» **PROBLEM DETAILS**:
Render the lines starting at the one containing "- usb-auto-button[interactable]: Auto: [610, 96, 634, 106]" and ending at the one containing "- stop-button[interactable]: Stop: [117, 328, 157, 339]" as a JSON list of strings, one string per line, with blank lines left out.

» **Spatial annotation records**:
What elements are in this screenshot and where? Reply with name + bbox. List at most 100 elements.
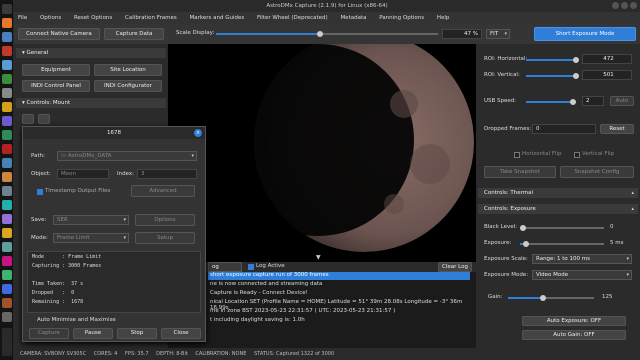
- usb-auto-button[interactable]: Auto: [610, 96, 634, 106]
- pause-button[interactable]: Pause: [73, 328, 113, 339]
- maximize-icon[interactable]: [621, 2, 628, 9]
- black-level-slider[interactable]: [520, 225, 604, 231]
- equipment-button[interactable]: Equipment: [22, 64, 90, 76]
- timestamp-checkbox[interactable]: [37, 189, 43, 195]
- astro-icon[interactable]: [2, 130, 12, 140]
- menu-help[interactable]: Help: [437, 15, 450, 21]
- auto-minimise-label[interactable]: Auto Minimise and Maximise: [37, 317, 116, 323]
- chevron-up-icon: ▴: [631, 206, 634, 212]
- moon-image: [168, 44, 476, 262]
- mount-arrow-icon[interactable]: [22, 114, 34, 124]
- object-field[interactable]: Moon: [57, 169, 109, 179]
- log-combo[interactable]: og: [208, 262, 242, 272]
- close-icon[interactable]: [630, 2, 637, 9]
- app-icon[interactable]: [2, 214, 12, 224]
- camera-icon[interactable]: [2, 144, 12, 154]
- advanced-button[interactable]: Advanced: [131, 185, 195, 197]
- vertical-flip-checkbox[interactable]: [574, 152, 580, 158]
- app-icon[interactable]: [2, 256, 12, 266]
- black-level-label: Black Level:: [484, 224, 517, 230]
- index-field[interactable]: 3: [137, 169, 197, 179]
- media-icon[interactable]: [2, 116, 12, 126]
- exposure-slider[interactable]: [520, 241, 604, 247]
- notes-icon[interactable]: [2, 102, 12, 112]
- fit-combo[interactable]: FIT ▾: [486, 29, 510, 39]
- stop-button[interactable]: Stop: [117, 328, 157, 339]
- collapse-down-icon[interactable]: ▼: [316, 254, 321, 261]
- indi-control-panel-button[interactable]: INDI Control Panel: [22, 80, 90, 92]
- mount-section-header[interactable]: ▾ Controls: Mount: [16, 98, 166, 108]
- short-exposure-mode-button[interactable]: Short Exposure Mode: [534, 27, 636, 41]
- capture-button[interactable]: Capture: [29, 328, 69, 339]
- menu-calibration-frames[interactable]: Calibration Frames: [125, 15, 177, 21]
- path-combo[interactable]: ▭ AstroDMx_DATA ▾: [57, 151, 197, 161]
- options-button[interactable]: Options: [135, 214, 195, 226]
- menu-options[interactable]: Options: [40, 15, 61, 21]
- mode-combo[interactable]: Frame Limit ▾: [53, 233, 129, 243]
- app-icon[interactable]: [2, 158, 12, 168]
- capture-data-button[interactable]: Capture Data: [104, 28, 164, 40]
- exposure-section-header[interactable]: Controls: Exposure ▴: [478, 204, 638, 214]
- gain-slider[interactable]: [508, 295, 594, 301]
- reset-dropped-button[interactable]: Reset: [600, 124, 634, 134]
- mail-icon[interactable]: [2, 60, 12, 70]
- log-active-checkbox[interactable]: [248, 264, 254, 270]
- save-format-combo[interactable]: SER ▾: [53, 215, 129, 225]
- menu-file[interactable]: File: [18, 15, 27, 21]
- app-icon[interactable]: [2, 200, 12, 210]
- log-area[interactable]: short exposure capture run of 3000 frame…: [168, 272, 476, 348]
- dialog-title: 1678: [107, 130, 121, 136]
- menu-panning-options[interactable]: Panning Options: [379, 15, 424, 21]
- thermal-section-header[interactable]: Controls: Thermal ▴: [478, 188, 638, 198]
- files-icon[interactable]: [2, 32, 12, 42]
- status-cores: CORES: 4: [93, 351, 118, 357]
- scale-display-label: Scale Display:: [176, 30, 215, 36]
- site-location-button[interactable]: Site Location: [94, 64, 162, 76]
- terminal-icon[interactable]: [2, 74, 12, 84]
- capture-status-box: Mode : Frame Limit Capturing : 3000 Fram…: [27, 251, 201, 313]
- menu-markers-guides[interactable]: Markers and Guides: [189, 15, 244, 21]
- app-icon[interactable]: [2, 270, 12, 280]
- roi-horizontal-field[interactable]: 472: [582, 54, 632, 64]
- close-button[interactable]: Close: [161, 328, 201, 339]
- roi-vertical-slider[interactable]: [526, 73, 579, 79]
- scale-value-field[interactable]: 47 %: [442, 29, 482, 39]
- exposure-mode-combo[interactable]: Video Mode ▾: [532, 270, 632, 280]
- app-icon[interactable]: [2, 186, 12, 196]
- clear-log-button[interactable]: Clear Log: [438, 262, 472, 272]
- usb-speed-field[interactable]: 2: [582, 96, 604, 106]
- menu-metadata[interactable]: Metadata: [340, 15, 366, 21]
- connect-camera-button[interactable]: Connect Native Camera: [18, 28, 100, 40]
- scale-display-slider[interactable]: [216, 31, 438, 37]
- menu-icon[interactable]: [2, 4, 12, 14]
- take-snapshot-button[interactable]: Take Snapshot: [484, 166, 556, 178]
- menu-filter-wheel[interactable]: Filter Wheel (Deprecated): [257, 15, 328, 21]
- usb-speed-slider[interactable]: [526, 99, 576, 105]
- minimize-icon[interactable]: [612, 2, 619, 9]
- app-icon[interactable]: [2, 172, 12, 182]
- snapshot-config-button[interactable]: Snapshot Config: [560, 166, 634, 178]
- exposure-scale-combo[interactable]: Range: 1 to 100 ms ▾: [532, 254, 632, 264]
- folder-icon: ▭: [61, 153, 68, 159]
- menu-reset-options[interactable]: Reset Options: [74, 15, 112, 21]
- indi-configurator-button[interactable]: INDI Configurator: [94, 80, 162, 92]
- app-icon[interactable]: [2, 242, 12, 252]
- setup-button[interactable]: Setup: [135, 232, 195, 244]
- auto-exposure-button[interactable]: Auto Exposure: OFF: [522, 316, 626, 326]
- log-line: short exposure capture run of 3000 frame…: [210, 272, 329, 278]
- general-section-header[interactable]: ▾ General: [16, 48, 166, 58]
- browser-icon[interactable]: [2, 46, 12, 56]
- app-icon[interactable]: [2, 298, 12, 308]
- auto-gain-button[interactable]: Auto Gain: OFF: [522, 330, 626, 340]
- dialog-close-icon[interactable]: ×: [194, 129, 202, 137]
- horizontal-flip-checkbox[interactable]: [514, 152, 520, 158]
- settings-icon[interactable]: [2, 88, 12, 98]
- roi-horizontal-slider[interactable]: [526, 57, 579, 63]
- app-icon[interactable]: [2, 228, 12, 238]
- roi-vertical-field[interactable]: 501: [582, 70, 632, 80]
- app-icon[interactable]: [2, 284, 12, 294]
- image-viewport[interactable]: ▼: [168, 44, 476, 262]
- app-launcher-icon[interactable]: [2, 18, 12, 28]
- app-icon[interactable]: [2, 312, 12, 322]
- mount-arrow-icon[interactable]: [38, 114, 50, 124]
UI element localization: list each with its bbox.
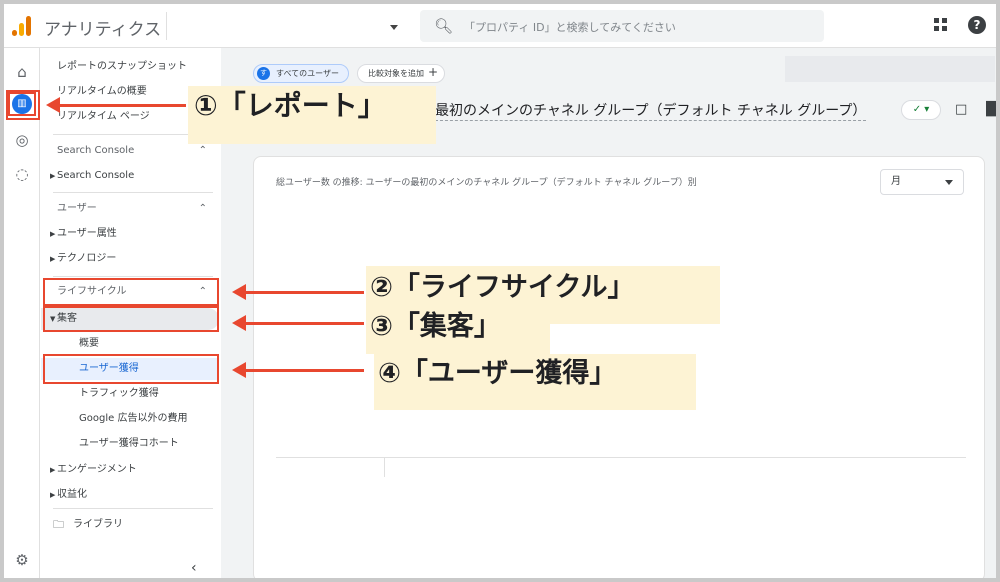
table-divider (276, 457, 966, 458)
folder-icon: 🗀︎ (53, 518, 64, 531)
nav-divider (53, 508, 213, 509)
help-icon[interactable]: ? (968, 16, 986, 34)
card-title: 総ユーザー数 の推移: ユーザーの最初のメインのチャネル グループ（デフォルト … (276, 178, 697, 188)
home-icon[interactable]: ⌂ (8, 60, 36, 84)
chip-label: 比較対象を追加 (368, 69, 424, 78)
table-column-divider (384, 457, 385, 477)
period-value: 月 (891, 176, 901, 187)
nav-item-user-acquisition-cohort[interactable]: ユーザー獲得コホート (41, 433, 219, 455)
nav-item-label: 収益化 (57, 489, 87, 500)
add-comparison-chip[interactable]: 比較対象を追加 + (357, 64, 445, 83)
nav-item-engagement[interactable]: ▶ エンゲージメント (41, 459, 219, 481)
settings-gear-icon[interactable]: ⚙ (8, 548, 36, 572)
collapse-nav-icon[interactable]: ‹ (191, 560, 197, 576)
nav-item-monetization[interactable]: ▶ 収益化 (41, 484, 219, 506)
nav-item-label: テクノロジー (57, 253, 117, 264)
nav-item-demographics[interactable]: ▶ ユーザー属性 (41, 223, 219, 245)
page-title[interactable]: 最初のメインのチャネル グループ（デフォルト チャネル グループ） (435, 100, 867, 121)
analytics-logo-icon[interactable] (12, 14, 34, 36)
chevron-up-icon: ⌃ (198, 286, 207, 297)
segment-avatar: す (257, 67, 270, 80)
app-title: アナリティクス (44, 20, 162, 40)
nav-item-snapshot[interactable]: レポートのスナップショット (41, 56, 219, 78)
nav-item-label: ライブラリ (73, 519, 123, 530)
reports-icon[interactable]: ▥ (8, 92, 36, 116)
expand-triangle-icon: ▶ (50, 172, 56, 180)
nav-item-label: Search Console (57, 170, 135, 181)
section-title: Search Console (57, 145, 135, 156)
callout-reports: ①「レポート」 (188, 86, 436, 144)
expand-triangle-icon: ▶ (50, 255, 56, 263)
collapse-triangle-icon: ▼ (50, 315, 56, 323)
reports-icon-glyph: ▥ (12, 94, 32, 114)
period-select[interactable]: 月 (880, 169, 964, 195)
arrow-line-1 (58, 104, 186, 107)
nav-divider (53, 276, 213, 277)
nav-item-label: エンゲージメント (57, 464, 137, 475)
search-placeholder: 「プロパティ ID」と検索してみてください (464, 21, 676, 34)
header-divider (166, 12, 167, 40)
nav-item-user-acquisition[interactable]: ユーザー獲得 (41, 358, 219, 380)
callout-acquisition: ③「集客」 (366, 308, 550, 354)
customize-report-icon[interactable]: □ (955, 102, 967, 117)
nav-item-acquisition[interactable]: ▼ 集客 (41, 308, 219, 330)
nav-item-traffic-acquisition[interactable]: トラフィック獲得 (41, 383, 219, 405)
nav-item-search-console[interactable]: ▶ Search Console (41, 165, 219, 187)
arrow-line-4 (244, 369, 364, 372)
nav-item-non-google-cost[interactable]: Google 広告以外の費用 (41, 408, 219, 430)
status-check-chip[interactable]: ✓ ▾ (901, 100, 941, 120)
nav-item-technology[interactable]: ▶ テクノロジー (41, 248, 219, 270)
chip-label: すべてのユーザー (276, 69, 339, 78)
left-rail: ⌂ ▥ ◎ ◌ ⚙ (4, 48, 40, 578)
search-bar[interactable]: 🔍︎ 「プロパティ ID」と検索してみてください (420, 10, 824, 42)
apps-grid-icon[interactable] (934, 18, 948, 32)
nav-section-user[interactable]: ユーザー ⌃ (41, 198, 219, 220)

» **FULL RESPONSE**:
[
  "- usb-auto-button[interactable]: Auto: [610, 96, 634, 106]",
  "- pause-button[interactable]: Pause: [73, 328, 113, 339]",
  "- maximize-icon[interactable]: [621, 2, 628, 9]",
  "- black-level-slider[interactable]: [520, 225, 604, 231]",
  "- equipment-button[interactable]: Equipment: [22, 64, 90, 76]",
  "- timestamp-checkbox[interactable]: [37, 189, 43, 195]",
  "- astro-icon[interactable]: [2, 130, 12, 140]",
  "- menu-help[interactable]: Help: [437, 15, 450, 21]",
  "- auto-minimise-label[interactable]: Auto Minimise and Maximise: [37, 317, 116, 323]",
  "- chevron-up-icon: ▴: [631, 206, 634, 212]",
  "- moon-image: [168, 44, 476, 262]",
  "- mount-arrow-icon[interactable]: [22, 114, 34, 124]",
  "- object-field[interactable]: Moon: [57, 169, 109, 179]",
  "- log-combo[interactable]: og: [208, 262, 242, 272]",
  "- close-icon[interactable]: [630, 2, 637, 9]",
  "- app-icon[interactable]: [2, 214, 12, 224]",
  "- camera-icon[interactable]: [2, 144, 12, 154]",
  "- advanced-button[interactable]: Advanced: [131, 185, 195, 197]",
  "- vertical-flip-checkbox[interactable]: [574, 152, 580, 158]",
  "- app-icon[interactable]: [2, 256, 12, 266]",
  "- black-level-label: Black Level:: [484, 224, 517, 230]",
  "- index-field[interactable]: 3: [137, 169, 197, 179]",
  "- media-icon[interactable]: [2, 116, 12, 126]",
  "- exposure-slider[interactable]: [520, 241, 604, 247]",
  "- notes-icon[interactable]: [2, 102, 12, 112]",
  "- fit-combo[interactable]: FIT ▾: [486, 29, 510, 39]",
  "- stop-button[interactable]: Stop: [117, 328, 157, 339]"
]